• _What you will do_
Return every line of the data below that includes the string "Numbering".

Recorded data
• • • •

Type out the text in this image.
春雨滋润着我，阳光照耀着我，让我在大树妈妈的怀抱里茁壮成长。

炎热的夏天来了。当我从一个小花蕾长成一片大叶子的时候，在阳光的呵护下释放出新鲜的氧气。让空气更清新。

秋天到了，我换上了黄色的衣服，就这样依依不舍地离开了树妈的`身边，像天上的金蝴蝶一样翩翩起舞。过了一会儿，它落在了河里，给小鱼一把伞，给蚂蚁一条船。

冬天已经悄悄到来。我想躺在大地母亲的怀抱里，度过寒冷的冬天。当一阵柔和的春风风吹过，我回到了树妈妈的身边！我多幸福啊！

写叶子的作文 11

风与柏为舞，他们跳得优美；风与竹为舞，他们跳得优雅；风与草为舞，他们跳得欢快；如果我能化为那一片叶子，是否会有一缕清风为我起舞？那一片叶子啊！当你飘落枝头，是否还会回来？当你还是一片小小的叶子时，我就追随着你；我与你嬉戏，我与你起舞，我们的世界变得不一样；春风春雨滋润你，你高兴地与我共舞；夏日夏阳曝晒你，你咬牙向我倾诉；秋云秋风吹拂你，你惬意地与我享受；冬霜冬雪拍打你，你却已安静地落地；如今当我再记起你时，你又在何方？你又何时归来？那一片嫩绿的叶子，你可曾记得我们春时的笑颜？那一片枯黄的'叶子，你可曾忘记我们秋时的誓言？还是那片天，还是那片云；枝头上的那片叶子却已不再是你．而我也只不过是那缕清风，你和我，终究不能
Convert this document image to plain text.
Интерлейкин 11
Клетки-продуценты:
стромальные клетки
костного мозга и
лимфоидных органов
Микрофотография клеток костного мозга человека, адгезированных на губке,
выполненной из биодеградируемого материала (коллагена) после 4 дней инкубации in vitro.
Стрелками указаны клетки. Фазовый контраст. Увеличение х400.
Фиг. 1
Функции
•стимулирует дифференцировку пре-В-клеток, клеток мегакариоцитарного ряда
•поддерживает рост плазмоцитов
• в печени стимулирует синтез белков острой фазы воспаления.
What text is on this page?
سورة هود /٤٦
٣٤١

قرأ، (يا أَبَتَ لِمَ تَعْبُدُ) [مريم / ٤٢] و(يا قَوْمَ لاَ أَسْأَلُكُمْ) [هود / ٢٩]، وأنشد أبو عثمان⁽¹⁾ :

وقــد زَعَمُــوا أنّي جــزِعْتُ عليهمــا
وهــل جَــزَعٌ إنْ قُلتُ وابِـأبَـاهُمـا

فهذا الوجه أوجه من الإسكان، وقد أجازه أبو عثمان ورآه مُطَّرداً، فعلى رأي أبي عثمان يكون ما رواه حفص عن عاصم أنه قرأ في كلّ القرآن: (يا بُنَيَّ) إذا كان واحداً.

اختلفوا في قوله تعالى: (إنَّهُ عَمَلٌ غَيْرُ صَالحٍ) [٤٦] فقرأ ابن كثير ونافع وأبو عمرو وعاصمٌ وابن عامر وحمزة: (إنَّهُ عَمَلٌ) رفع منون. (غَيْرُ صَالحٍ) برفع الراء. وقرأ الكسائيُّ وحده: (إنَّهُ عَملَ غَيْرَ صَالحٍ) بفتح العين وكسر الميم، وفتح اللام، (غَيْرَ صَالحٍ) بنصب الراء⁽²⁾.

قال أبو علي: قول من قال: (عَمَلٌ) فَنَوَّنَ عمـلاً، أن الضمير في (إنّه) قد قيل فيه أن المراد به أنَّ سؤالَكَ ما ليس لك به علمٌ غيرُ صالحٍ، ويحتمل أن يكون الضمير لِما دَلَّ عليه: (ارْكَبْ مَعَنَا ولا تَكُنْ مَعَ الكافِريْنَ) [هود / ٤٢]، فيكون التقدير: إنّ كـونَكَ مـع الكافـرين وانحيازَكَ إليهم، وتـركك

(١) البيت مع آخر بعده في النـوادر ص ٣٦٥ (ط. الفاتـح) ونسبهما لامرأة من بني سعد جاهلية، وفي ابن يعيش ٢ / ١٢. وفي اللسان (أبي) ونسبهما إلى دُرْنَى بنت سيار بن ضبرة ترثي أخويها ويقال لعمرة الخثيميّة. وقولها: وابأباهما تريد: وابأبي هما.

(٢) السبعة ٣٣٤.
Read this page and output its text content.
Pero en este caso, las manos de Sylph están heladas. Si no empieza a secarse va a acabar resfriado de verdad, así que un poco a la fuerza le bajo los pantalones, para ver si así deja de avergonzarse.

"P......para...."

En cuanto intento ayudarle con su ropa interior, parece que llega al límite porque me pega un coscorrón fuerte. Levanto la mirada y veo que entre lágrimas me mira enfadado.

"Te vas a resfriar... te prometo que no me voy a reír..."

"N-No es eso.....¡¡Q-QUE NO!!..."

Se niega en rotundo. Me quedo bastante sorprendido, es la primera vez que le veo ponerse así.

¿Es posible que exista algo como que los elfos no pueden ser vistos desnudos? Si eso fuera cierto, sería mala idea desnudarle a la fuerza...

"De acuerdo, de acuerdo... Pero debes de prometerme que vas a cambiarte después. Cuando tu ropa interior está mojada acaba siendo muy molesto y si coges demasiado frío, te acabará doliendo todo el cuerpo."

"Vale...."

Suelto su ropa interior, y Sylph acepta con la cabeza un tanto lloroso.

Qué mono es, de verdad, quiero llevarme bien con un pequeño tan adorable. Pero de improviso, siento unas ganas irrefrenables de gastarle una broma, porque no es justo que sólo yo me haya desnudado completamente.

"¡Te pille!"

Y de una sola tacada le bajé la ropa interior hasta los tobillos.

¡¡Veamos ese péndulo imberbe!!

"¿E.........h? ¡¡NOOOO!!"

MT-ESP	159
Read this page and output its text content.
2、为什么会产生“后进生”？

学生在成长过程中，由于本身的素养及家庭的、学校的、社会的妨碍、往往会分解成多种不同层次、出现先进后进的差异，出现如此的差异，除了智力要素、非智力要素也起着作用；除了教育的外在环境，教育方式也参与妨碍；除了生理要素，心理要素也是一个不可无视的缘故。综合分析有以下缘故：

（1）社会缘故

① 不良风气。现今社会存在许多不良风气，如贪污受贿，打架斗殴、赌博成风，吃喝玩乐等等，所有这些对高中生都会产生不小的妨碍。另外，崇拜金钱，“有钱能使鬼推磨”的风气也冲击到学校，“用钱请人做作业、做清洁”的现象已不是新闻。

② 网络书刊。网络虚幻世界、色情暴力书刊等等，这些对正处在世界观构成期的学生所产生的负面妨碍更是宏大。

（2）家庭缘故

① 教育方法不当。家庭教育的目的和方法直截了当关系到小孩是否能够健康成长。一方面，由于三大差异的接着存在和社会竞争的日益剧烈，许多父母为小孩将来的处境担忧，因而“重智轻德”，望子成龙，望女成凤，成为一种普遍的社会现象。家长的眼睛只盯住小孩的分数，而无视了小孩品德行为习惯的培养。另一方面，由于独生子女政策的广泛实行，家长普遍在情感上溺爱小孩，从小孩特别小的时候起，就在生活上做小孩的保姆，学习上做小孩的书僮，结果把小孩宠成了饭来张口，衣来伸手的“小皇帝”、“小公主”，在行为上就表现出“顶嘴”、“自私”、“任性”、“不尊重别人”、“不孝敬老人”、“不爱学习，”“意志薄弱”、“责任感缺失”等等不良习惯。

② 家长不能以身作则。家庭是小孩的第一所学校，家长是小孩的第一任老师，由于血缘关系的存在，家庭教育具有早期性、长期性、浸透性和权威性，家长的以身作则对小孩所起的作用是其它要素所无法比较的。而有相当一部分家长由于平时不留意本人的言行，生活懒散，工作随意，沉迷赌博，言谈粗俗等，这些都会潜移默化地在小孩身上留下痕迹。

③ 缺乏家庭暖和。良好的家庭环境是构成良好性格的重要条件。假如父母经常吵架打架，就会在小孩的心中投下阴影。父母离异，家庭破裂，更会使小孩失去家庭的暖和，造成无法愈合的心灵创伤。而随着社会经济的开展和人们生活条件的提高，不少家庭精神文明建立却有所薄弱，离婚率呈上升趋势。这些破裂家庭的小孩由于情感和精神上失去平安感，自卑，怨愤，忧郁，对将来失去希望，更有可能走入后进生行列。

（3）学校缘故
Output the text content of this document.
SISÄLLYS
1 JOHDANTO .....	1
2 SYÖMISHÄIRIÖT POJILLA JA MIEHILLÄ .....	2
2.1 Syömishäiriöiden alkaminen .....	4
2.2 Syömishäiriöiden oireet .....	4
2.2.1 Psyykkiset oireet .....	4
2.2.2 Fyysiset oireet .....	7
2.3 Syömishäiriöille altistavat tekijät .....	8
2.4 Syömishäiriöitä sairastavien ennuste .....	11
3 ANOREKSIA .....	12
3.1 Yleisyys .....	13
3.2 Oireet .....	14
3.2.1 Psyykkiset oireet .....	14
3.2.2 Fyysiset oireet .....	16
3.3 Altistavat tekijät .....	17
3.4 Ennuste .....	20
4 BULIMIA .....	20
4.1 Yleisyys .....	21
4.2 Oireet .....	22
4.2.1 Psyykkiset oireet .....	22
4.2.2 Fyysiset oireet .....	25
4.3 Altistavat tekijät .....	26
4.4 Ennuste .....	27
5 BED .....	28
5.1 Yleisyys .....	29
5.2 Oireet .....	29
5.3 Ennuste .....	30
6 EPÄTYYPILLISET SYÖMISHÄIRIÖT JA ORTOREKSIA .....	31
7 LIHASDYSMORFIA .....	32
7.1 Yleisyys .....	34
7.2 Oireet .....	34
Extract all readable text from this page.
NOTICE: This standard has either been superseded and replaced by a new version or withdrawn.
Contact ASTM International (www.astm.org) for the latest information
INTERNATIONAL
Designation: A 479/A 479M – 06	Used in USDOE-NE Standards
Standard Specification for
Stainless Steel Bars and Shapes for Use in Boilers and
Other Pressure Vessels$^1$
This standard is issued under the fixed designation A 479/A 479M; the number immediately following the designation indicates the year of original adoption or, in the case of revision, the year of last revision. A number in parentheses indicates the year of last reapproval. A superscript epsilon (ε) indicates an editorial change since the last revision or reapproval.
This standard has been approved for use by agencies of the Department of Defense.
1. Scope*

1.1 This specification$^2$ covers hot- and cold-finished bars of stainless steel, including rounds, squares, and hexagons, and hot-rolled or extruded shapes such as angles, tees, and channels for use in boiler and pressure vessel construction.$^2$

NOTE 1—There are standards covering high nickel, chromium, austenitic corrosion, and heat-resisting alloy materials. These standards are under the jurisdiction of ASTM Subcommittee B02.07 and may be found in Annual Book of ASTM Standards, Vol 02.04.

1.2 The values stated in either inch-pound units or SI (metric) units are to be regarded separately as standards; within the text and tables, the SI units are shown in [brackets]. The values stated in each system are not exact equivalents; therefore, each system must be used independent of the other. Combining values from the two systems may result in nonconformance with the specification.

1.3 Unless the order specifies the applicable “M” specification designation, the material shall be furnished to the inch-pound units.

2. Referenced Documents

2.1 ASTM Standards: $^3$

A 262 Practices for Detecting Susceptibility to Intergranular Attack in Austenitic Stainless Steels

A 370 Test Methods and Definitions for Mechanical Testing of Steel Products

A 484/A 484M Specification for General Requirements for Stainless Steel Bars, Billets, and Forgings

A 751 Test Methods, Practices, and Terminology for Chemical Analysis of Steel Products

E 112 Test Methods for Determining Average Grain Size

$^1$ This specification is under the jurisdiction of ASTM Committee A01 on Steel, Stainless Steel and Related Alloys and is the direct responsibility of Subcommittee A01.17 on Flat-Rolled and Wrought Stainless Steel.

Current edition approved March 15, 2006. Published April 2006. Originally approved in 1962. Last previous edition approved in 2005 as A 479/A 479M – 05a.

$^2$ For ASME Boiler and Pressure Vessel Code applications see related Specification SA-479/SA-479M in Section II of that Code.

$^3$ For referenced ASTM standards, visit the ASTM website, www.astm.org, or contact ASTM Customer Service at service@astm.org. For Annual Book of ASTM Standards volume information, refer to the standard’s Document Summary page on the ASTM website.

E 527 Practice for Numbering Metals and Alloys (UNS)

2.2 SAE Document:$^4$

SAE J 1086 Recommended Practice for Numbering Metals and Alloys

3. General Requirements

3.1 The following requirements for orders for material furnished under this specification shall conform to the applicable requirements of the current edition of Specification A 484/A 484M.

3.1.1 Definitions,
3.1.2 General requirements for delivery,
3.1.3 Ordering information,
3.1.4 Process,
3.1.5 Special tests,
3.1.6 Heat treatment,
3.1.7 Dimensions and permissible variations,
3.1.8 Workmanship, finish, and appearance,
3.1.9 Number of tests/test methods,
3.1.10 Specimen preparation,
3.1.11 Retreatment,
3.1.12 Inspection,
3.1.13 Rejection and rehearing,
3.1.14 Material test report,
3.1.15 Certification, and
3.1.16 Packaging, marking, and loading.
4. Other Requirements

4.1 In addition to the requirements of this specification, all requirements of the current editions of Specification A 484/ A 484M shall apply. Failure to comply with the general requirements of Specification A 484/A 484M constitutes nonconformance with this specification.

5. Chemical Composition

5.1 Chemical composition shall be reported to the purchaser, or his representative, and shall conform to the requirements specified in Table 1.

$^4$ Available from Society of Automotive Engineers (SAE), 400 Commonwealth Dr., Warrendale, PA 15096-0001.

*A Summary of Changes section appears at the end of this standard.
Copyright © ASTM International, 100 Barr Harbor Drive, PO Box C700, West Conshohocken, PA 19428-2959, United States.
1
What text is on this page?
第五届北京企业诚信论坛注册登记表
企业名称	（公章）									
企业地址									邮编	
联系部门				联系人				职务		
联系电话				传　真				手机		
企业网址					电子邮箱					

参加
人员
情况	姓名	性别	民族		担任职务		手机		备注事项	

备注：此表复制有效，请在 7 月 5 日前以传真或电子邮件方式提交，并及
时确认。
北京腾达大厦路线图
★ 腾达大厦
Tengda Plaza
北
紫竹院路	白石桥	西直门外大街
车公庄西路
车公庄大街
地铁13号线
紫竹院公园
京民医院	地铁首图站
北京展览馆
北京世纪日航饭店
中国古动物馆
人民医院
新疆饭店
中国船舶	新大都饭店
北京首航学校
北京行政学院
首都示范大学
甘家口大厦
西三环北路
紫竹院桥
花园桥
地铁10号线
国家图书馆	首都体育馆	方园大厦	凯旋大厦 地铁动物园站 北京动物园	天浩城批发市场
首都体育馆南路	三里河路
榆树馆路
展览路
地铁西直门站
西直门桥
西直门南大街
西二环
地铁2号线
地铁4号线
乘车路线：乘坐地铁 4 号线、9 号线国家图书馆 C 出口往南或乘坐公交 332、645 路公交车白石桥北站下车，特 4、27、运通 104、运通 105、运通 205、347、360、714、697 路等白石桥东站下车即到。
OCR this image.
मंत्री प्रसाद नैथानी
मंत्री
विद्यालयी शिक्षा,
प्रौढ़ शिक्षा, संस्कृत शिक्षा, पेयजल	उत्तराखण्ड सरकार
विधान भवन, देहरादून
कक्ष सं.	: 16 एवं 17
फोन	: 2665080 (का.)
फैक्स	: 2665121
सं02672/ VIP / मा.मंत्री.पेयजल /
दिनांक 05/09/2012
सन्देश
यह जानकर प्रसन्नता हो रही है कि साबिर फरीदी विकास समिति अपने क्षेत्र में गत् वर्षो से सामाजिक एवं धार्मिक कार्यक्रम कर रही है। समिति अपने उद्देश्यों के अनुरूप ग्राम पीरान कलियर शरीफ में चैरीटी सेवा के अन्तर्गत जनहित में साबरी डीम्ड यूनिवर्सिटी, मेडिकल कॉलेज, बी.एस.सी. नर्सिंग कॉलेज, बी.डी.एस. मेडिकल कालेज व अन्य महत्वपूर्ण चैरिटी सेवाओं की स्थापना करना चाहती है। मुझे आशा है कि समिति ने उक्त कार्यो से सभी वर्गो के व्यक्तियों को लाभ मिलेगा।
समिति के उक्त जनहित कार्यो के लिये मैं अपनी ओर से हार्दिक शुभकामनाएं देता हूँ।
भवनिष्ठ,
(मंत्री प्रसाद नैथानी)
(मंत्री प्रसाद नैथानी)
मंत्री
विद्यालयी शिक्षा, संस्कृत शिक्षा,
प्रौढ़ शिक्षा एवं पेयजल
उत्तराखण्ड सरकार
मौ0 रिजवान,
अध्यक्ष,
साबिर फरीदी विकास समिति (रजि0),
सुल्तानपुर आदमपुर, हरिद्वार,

• • • •

• _Response to this exercise_
E 527 Practice for Numbering Metals and Alloys (UNS)
SAE J 1086 Recommended Practice for Numbering Metals and Alloys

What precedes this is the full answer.